Retype every entry in its entirety, without alteration.

-- EXTRACTED INFORMATION start --

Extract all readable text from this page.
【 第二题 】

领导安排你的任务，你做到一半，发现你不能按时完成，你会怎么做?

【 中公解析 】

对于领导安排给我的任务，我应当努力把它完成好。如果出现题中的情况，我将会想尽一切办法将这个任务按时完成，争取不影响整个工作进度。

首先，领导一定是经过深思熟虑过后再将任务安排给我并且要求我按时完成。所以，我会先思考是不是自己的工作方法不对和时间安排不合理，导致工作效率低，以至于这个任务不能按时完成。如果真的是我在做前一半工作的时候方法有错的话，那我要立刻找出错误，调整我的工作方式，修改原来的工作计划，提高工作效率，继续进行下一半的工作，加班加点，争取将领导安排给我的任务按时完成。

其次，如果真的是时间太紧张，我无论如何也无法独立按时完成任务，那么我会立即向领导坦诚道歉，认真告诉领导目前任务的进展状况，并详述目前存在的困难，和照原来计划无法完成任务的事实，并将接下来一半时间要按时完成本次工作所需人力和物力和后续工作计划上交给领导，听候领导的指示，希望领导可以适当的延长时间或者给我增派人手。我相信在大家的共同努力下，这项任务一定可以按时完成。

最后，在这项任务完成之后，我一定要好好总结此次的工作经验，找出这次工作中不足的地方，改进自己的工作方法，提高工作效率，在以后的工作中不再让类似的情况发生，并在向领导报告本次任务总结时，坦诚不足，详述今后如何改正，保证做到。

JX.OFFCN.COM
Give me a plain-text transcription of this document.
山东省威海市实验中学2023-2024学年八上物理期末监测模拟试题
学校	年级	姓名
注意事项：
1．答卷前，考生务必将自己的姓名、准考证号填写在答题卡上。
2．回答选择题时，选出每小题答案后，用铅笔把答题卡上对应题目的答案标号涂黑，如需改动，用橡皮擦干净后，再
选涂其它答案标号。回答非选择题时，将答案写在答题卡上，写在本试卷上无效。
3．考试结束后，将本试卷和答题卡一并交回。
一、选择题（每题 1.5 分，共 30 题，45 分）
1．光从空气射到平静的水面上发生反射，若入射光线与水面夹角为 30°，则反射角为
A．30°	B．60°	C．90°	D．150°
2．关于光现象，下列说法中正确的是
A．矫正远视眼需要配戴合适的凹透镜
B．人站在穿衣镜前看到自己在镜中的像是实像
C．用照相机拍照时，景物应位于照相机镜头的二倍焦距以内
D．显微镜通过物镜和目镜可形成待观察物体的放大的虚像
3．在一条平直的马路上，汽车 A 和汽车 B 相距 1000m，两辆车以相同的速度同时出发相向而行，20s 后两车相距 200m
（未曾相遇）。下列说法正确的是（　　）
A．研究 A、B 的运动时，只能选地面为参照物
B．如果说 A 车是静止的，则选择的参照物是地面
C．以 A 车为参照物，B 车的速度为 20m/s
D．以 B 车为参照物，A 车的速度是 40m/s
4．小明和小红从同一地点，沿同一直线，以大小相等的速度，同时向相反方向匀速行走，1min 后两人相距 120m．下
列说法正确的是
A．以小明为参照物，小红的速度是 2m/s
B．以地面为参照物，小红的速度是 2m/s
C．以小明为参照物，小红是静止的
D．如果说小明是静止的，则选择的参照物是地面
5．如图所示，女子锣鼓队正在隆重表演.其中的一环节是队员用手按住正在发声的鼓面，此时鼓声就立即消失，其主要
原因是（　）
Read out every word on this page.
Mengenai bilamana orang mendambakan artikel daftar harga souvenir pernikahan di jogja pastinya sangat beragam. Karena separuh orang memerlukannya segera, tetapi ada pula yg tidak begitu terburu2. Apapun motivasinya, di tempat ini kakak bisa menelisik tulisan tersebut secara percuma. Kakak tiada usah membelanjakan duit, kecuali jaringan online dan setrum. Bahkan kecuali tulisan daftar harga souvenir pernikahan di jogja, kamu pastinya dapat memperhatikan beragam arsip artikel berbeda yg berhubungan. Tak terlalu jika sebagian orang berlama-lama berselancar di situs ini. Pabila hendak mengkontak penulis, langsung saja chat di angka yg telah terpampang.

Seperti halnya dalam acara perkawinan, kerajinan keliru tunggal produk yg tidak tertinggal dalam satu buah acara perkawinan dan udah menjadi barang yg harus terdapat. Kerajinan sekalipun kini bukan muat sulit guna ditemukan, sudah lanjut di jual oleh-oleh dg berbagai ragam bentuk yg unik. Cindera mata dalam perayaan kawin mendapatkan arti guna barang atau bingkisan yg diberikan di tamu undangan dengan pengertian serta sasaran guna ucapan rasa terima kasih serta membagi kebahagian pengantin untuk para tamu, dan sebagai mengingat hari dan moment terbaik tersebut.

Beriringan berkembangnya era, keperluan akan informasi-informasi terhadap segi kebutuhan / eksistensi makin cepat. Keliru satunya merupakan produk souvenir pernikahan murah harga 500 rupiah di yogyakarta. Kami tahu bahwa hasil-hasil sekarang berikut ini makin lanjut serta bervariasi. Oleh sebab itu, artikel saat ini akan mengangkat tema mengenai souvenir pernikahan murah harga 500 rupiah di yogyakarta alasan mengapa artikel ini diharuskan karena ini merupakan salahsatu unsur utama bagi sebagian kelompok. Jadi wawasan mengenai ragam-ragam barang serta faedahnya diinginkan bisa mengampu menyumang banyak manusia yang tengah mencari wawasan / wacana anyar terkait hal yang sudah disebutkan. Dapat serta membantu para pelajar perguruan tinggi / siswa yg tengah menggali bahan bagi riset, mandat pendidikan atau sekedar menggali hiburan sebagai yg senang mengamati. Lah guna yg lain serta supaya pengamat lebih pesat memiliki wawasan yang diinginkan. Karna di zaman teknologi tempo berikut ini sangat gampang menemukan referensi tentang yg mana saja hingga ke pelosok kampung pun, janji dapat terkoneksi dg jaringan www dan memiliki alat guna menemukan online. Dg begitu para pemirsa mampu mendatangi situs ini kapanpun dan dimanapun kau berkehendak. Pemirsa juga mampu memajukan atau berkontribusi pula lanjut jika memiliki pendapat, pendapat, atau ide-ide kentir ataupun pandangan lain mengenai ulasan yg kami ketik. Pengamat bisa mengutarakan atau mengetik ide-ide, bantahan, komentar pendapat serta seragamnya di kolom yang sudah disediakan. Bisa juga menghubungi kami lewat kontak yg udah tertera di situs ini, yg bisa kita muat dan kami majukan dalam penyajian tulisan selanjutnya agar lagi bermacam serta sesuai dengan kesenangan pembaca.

-- EXTRACTED INFORMATION end --

■ **EXPECTED ANSWER**
Extract all readable text from this page.
【 第二题 】

领导安排你的任务，你做到一半，发现你不能按时完成，你会怎么做?

【 中公解析 】

对于领导安排给我的任务，我应当努力把它完成好。如果出现题中的情况，我将会想尽一切办法将这个任务按时完成，争取不影响整个工作进度。

首先，领导一定是经过深思熟虑过后再将任务安排给我并且要求我按时完成。所以，我会先思考是不是自己的工作方法不对和时间安排不合理，导致工作效率低，以至于这个任务不能按时完成。如果真的是我在做前一半工作的时候方法有错的话，那我要立刻找出错误，调整我的工作方式，修改原来的工作计划，提高工作效率，继续进行下一半的工作，加班加点，争取将领导安排给我的任务按时完成。

其次，如果真的是时间太紧张，我无论如何也无法独立按时完成任务，那么我会立即向领导坦诚道歉，认真告诉领导目前任务的进展状况，并详述目前存在的困难，和照原来计划无法完成任务的事实，并将接下来一半时间要按时完成本次工作所需人力和物力和后续工作计划上交给领导，听候领导的指示，希望领导可以适当的延长时间或者给我增派人手。我相信在大家的共同努力下，这项任务一定可以按时完成。

最后，在这项任务完成之后，我一定要好好总结此次的工作经验，找出这次工作中不足的地方，改进自己的工作方法，提高工作效率，在以后的工作中不再让类似的情况发生，并在向领导报告本次任务总结时，坦诚不足，详述今后如何改正，保证做到。

JX.OFFCN.COM
Give me a plain-text transcription of this document.
山东省威海市实验中学2023-2024学年八上物理期末监测模拟试题
学校	年级	姓名
注意事项：
1．答卷前，考生务必将自己的姓名、准考证号填写在答题卡上。
2．回答选择题时，选出每小题答案后，用铅笔把答题卡上对应题目的答案标号涂黑，如需改动，用橡皮擦干净后，再
选涂其它答案标号。回答非选择题时，将答案写在答题卡上，写在本试卷上无效。
3．考试结束后，将本试卷和答题卡一并交回。
一、选择题（每题 1.5 分，共 30 题，45 分）
1．光从空气射到平静的水面上发生反射，若入射光线与水面夹角为 30°，则反射角为
A．30°	B．60°	C．90°	D．150°
2．关于光现象，下列说法中正确的是
A．矫正远视眼需要配戴合适的凹透镜
B．人站在穿衣镜前看到自己在镜中的像是实像
C．用照相机拍照时，景物应位于照相机镜头的二倍焦距以内
D．显微镜通过物镜和目镜可形成待观察物体的放大的虚像
3．在一条平直的马路上，汽车 A 和汽车 B 相距 1000m，两辆车以相同的速度同时出发相向而行，20s 后两车相距 200m
（未曾相遇）。下列说法正确的是（　　）
A．研究 A、B 的运动时，只能选地面为参照物
B．如果说 A 车是静止的，则选择的参照物是地面
C．以 A 车为参照物，B 车的速度为 20m/s
D．以 B 车为参照物，A 车的速度是 40m/s
4．小明和小红从同一地点，沿同一直线，以大小相等的速度，同时向相反方向匀速行走，1min 后两人相距 120m．下
列说法正确的是
A．以小明为参照物，小红的速度是 2m/s
B．以地面为参照物，小红的速度是 2m/s
C．以小明为参照物，小红是静止的
D．如果说小明是静止的，则选择的参照物是地面
5．如图所示，女子锣鼓队正在隆重表演.其中的一环节是队员用手按住正在发声的鼓面，此时鼓声就立即消失，其主要
原因是（　）
Read out every word on this page.
Mengenai bilamana orang mendambakan artikel daftar harga souvenir pernikahan di jogja pastinya sangat beragam. Karena separuh orang memerlukannya segera, tetapi ada pula yg tidak begitu terburu2. Apapun motivasinya, di tempat ini kakak bisa menelisik tulisan tersebut secara percuma. Kakak tiada usah membelanjakan duit, kecuali jaringan online dan setrum. Bahkan kecuali tulisan daftar harga souvenir pernikahan di jogja, kamu pastinya dapat memperhatikan beragam arsip artikel berbeda yg berhubungan. Tak terlalu jika sebagian orang berlama-lama berselancar di situs ini. Pabila hendak mengkontak penulis, langsung saja chat di angka yg telah terpampang.

Seperti halnya dalam acara perkawinan, kerajinan keliru tunggal produk yg tidak tertinggal dalam satu buah acara perkawinan dan udah menjadi barang yg harus terdapat. Kerajinan sekalipun kini bukan muat sulit guna ditemukan, sudah lanjut di jual oleh-oleh dg berbagai ragam bentuk yg unik. Cindera mata dalam perayaan kawin mendapatkan arti guna barang atau bingkisan yg diberikan di tamu undangan dengan pengertian serta sasaran guna ucapan rasa terima kasih serta membagi kebahagian pengantin untuk para tamu, dan sebagai mengingat hari dan moment terbaik tersebut.

Beriringan berkembangnya era, keperluan akan informasi-informasi terhadap segi kebutuhan / eksistensi makin cepat. Keliru satunya merupakan produk souvenir pernikahan murah harga 500 rupiah di yogyakarta. Kami tahu bahwa hasil-hasil sekarang berikut ini makin lanjut serta bervariasi. Oleh sebab itu, artikel saat ini akan mengangkat tema mengenai souvenir pernikahan murah harga 500 rupiah di yogyakarta alasan mengapa artikel ini diharuskan karena ini merupakan salahsatu unsur utama bagi sebagian kelompok. Jadi wawasan mengenai ragam-ragam barang serta faedahnya diinginkan bisa mengampu menyumang banyak manusia yang tengah mencari wawasan / wacana anyar terkait hal yang sudah disebutkan. Dapat serta membantu para pelajar perguruan tinggi / siswa yg tengah menggali bahan bagi riset, mandat pendidikan atau sekedar menggali hiburan sebagai yg senang mengamati. Lah guna yg lain serta supaya pengamat lebih pesat memiliki wawasan yang diinginkan. Karna di zaman teknologi tempo berikut ini sangat gampang menemukan referensi tentang yg mana saja hingga ke pelosok kampung pun, janji dapat terkoneksi dg jaringan www dan memiliki alat guna menemukan online. Dg begitu para pemirsa mampu mendatangi situs ini kapanpun dan dimanapun kau berkehendak. Pemirsa juga mampu memajukan atau berkontribusi pula lanjut jika memiliki pendapat, pendapat, atau ide-ide kentir ataupun pandangan lain mengenai ulasan yg kami ketik. Pengamat bisa mengutarakan atau mengetik ide-ide, bantahan, komentar pendapat serta seragamnya di kolom yang sudah disediakan. Bisa juga menghubungi kami lewat kontak yg udah tertera di situs ini, yg bisa kita muat dan kami majukan dalam penyajian tulisan selanjutnya agar lagi bermacam serta sesuai dengan kesenangan pembaca.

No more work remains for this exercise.